* [ENTRIES SHOWN]
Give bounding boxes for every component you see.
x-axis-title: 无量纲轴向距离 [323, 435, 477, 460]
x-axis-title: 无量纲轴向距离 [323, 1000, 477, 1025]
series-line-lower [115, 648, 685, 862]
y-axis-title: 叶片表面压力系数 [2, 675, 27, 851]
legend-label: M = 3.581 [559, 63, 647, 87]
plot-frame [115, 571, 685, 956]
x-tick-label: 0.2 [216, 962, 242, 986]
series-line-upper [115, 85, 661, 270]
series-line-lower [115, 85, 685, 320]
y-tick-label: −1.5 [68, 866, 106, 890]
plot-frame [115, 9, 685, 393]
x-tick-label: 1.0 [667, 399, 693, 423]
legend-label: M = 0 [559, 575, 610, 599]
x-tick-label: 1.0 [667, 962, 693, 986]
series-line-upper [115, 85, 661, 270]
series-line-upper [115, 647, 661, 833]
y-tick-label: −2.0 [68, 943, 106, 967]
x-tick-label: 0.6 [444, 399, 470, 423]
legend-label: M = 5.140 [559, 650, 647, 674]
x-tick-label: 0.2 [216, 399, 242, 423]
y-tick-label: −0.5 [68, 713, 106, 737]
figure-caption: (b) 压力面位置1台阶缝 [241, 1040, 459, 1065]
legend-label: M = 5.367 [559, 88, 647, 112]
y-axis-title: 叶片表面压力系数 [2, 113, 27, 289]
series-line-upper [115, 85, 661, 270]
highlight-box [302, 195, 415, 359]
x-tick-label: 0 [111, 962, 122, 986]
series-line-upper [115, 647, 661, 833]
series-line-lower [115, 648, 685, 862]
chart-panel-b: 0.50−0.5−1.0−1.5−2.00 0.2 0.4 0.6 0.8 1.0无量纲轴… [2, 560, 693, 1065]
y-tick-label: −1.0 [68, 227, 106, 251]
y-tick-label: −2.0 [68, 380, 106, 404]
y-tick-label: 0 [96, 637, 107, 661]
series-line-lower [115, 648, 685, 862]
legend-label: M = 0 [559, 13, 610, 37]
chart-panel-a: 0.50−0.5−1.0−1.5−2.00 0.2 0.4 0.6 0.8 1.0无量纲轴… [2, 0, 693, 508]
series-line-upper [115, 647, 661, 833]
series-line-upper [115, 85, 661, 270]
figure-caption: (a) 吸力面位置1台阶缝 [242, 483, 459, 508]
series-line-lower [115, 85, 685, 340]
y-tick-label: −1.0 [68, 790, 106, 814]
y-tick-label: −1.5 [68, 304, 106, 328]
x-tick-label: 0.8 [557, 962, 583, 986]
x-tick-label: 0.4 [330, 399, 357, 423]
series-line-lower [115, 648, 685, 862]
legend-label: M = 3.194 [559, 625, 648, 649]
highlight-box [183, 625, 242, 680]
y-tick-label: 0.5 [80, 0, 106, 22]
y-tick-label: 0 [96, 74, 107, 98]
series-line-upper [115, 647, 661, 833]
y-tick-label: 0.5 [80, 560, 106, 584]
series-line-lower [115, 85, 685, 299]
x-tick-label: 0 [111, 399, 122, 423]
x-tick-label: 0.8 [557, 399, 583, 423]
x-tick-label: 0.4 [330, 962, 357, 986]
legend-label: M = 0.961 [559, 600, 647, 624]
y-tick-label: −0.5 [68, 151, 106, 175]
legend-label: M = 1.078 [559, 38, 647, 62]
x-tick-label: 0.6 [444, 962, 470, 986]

* [WRITTEN EXERCISE] Write out the stretch of the data from its first line through the line containing "highlight-box [302, 195, 415, 359]", word for word.

* [SOLUTION FOR THIS PROBLEM]
Give bounding boxes for every component you see.
x-axis-title: 无量纲轴向距离 [323, 435, 477, 460]
x-axis-title: 无量纲轴向距离 [323, 1000, 477, 1025]
series-line-lower [115, 648, 685, 862]
y-axis-title: 叶片表面压力系数 [2, 675, 27, 851]
legend-label: M = 3.581 [559, 63, 647, 87]
plot-frame [115, 571, 685, 956]
x-tick-label: 0.2 [216, 962, 242, 986]
series-line-upper [115, 85, 661, 270]
series-line-lower [115, 85, 685, 320]
y-tick-label: −1.5 [68, 866, 106, 890]
plot-frame [115, 9, 685, 393]
x-tick-label: 1.0 [667, 399, 693, 423]
legend-label: M = 0 [559, 575, 610, 599]
x-tick-label: 1.0 [667, 962, 693, 986]
series-line-upper [115, 85, 661, 270]
series-line-upper [115, 647, 661, 833]
y-tick-label: −2.0 [68, 943, 106, 967]
x-tick-label: 0.6 [444, 399, 470, 423]
legend-label: M = 5.140 [559, 650, 647, 674]
x-tick-label: 0.2 [216, 399, 242, 423]
y-tick-label: −0.5 [68, 713, 106, 737]
figure-caption: (b) 压力面位置1台阶缝 [241, 1040, 459, 1065]
legend-label: M = 5.367 [559, 88, 647, 112]
y-axis-title: 叶片表面压力系数 [2, 113, 27, 289]
series-line-upper [115, 85, 661, 270]
highlight-box [302, 195, 415, 359]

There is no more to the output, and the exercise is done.